# [WHAT YOU HAVE TO DO]
Look below. Copy each line that has "Threshold" in it.

# [DATA SHOWN]
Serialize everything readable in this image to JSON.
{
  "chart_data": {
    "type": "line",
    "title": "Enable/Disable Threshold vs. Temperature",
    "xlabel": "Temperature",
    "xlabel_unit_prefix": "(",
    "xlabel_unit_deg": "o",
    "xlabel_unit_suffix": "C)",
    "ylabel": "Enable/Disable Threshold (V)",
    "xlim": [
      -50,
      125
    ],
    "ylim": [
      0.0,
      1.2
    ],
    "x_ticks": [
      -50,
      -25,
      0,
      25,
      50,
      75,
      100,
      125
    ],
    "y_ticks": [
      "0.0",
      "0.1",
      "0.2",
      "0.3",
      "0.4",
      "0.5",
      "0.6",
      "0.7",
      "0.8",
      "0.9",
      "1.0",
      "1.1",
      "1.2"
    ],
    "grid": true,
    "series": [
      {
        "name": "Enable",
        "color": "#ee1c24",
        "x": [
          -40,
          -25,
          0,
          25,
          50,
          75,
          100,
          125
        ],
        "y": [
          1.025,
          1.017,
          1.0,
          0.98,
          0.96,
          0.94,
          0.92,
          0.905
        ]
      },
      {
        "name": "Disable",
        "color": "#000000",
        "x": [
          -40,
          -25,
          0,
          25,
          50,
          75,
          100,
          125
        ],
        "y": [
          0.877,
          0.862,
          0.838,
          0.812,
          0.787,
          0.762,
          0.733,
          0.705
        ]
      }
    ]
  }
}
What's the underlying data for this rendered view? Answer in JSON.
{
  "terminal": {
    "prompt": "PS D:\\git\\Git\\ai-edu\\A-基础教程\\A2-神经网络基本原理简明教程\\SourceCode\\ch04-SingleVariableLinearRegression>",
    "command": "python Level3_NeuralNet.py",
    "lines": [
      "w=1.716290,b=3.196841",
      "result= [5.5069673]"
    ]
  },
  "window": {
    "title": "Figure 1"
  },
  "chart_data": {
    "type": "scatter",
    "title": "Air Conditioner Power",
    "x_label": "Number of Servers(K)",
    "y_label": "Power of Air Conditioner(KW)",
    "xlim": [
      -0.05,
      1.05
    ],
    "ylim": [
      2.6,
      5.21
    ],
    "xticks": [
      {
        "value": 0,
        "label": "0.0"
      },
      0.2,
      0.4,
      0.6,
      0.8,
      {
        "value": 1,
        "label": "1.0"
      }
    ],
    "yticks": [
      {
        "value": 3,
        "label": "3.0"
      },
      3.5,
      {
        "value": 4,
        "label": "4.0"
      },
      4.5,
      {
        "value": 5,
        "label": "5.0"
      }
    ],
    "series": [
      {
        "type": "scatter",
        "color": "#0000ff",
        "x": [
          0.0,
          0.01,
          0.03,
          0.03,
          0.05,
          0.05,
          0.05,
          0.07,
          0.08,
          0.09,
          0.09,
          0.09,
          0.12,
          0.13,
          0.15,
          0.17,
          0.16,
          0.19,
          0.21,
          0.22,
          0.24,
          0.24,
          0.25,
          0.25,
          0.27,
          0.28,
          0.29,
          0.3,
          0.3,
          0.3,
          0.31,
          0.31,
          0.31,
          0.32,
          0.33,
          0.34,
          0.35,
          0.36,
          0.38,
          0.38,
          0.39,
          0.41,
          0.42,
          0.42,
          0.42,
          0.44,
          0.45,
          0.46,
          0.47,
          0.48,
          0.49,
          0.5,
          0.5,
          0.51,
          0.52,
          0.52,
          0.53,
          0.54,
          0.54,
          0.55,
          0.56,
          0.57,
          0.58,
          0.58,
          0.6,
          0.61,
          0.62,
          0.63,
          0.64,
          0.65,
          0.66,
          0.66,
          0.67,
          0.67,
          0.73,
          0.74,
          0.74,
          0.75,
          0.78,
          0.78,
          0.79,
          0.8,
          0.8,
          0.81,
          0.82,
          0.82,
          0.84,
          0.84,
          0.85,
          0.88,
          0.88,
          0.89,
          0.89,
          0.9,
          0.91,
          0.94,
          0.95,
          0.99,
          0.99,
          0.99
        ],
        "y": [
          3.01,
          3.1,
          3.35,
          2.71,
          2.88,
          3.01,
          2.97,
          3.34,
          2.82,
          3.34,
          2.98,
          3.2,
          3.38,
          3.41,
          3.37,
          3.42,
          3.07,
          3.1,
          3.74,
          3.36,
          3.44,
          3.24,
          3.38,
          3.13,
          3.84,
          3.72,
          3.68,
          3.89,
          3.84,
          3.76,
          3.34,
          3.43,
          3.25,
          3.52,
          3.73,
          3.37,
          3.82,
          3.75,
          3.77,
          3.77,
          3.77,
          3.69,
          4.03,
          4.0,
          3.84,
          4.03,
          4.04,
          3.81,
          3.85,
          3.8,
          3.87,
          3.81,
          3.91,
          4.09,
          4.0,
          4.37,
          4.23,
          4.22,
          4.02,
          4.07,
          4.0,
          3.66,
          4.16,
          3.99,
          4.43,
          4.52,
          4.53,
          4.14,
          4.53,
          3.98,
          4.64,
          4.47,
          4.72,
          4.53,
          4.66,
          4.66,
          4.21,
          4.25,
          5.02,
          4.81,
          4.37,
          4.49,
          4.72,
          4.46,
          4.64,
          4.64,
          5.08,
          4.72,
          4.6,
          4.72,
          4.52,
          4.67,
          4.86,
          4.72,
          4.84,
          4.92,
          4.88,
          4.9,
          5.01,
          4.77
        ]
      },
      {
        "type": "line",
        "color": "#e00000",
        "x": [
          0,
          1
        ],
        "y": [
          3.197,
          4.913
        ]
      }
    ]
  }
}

# [TASK ANSWER]
    "title": "Enable/Disable Threshold vs. Temperature",
    "ylabel": "Enable/Disable Threshold (V)",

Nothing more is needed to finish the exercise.